▶ **Set exercise**
Copy every line of the data that includes the string "Energie".
· · ·
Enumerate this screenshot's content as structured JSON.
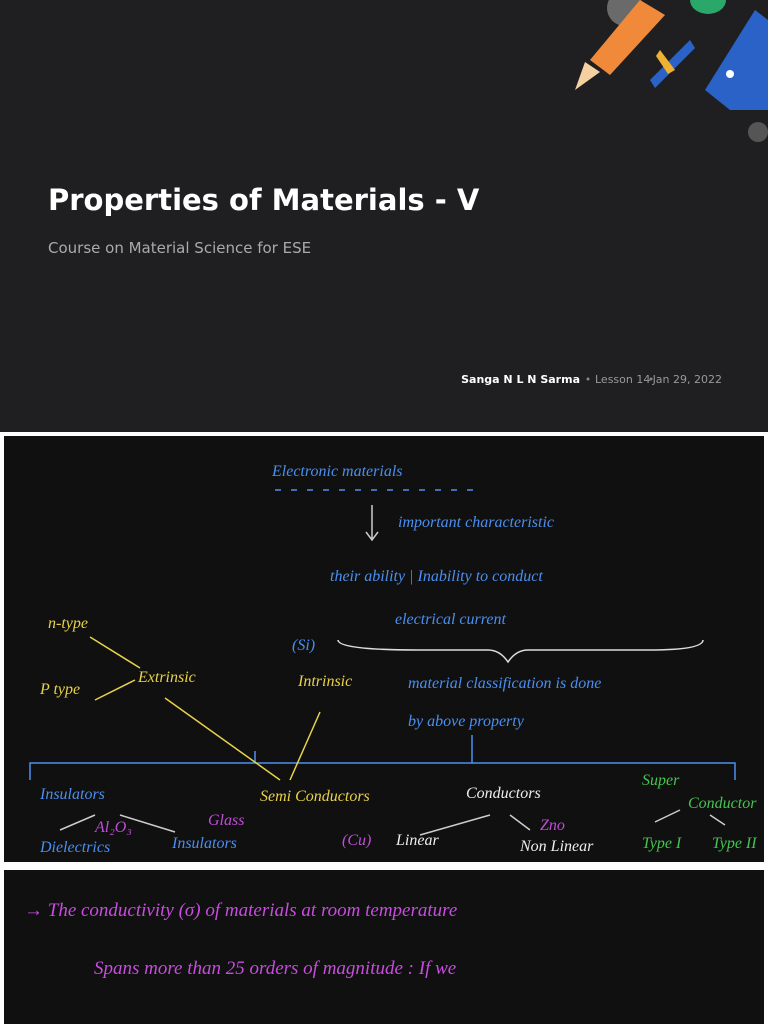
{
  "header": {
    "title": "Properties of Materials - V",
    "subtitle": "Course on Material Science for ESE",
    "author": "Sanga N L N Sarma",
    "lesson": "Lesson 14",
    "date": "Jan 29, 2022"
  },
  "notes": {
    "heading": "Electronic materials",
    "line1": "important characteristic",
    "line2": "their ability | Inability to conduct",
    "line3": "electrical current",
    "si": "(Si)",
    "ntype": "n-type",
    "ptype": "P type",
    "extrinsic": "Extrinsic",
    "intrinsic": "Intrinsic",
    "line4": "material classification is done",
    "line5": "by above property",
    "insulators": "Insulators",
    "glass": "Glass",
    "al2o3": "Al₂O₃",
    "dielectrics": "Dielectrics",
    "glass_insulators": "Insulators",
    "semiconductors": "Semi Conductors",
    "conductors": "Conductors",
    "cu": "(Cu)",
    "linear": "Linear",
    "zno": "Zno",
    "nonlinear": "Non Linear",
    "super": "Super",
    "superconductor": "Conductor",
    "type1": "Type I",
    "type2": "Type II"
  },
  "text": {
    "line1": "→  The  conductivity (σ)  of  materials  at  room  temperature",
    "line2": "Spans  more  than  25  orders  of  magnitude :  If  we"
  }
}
· · ·
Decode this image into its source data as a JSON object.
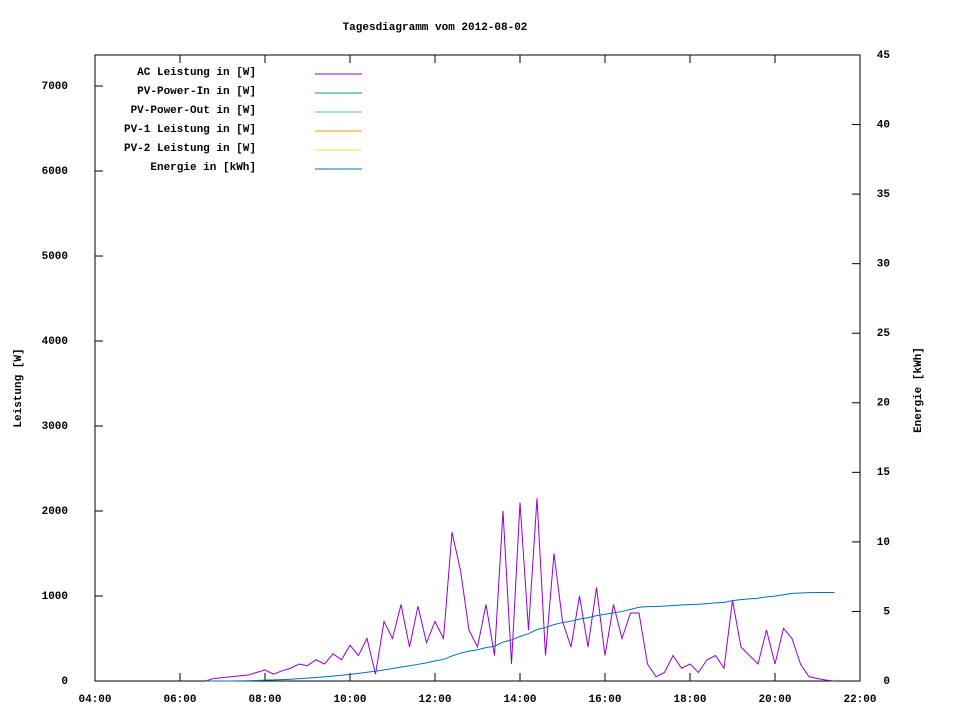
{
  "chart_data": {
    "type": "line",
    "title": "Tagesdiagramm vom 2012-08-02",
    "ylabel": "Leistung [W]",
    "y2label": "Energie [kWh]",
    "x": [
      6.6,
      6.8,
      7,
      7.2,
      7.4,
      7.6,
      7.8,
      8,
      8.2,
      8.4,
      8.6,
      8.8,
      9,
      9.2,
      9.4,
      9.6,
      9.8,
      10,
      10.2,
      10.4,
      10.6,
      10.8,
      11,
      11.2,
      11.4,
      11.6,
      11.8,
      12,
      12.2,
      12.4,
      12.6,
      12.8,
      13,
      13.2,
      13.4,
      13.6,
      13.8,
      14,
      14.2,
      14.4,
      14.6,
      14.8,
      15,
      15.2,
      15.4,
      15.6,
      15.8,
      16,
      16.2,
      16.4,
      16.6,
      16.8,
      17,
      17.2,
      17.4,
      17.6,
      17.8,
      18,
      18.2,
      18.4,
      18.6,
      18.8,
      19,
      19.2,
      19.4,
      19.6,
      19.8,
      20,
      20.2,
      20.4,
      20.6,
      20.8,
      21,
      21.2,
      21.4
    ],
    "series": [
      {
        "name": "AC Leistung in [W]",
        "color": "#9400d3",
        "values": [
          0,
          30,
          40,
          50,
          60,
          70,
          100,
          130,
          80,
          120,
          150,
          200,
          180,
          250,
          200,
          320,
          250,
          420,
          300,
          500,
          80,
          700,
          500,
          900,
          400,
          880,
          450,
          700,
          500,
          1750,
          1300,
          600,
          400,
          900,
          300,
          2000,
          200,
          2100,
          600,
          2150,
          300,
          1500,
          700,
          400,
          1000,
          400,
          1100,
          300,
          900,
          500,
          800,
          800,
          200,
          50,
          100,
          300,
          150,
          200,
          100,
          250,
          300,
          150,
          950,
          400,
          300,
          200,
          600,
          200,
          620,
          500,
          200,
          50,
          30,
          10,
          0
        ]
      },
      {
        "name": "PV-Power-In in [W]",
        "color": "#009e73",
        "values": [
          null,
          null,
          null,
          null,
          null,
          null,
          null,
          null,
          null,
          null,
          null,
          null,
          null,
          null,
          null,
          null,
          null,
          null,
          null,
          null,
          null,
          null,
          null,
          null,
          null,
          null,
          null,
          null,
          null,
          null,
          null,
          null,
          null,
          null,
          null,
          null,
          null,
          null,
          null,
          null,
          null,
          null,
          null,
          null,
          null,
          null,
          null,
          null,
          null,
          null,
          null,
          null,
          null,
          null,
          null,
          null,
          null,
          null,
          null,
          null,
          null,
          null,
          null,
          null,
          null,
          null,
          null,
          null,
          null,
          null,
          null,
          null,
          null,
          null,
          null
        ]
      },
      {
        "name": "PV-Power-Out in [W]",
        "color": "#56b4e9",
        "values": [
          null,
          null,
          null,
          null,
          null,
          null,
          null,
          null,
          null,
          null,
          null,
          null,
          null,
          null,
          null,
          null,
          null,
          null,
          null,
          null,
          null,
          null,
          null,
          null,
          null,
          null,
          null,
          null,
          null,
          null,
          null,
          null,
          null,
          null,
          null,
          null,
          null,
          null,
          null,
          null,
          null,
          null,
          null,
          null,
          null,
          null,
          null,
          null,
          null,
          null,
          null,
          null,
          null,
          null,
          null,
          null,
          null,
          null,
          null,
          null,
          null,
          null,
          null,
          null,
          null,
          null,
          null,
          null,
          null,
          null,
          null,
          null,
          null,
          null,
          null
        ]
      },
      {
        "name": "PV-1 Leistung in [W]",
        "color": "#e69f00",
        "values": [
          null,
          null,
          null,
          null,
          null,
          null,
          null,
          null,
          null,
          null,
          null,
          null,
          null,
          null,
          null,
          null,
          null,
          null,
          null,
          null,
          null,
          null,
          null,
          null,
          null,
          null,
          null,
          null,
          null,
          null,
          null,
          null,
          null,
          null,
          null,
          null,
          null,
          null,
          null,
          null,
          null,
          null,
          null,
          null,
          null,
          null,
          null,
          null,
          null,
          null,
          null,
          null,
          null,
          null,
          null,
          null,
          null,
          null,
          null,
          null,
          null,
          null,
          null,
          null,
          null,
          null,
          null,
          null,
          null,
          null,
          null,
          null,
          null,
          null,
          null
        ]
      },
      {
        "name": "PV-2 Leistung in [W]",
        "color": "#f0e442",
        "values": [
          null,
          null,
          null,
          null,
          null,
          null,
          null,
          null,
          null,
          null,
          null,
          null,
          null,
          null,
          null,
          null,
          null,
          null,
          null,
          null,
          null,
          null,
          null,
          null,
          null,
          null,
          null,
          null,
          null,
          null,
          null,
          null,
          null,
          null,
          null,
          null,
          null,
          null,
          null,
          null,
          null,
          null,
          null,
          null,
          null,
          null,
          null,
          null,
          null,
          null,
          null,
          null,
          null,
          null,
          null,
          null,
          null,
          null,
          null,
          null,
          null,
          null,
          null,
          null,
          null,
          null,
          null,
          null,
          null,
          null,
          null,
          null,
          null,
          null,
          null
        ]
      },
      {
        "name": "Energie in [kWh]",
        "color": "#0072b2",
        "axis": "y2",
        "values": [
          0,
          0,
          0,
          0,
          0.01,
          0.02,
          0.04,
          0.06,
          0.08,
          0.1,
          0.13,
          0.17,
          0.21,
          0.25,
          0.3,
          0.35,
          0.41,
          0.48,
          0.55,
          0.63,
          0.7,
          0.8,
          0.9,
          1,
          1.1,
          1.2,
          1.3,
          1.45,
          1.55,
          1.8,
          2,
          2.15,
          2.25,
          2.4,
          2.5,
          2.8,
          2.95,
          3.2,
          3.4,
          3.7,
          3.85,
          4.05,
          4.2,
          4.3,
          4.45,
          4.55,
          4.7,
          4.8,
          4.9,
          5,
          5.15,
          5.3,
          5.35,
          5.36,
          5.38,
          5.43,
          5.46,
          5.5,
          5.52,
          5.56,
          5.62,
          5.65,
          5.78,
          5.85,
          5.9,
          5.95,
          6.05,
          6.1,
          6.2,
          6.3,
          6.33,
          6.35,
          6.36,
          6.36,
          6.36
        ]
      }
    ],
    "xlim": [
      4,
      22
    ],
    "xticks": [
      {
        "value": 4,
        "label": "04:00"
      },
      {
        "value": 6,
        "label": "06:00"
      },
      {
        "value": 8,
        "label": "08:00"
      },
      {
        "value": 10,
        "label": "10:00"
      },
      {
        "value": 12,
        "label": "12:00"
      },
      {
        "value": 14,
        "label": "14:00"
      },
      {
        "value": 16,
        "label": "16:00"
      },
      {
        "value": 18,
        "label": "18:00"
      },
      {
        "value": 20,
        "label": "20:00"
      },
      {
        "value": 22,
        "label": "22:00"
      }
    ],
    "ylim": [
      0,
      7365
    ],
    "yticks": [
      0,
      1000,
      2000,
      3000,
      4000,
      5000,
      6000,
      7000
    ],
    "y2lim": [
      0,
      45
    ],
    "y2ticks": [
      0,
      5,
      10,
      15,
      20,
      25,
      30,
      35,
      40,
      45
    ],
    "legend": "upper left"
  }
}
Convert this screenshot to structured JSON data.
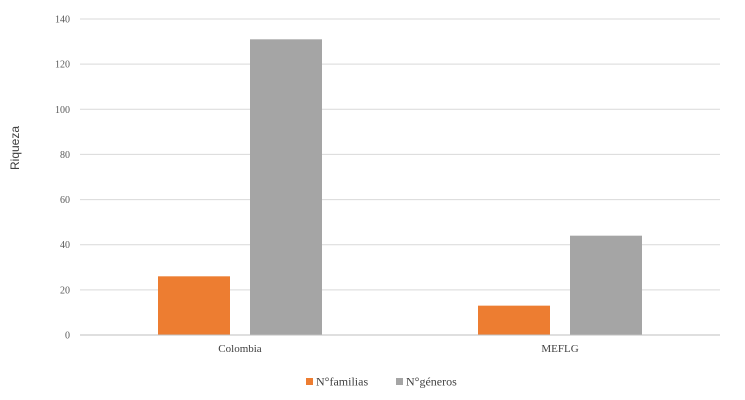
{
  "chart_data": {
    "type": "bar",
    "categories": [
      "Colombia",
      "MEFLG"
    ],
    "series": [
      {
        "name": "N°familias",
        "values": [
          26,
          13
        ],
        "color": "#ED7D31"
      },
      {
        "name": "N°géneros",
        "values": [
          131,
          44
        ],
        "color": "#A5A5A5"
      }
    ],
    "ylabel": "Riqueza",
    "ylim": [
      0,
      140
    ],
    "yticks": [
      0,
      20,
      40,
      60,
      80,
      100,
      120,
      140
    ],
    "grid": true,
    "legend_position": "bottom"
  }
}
· · ·
▶ **Written response**
    "y2label": "Energie [kWh]",
        "name": "Energie in [kWh]",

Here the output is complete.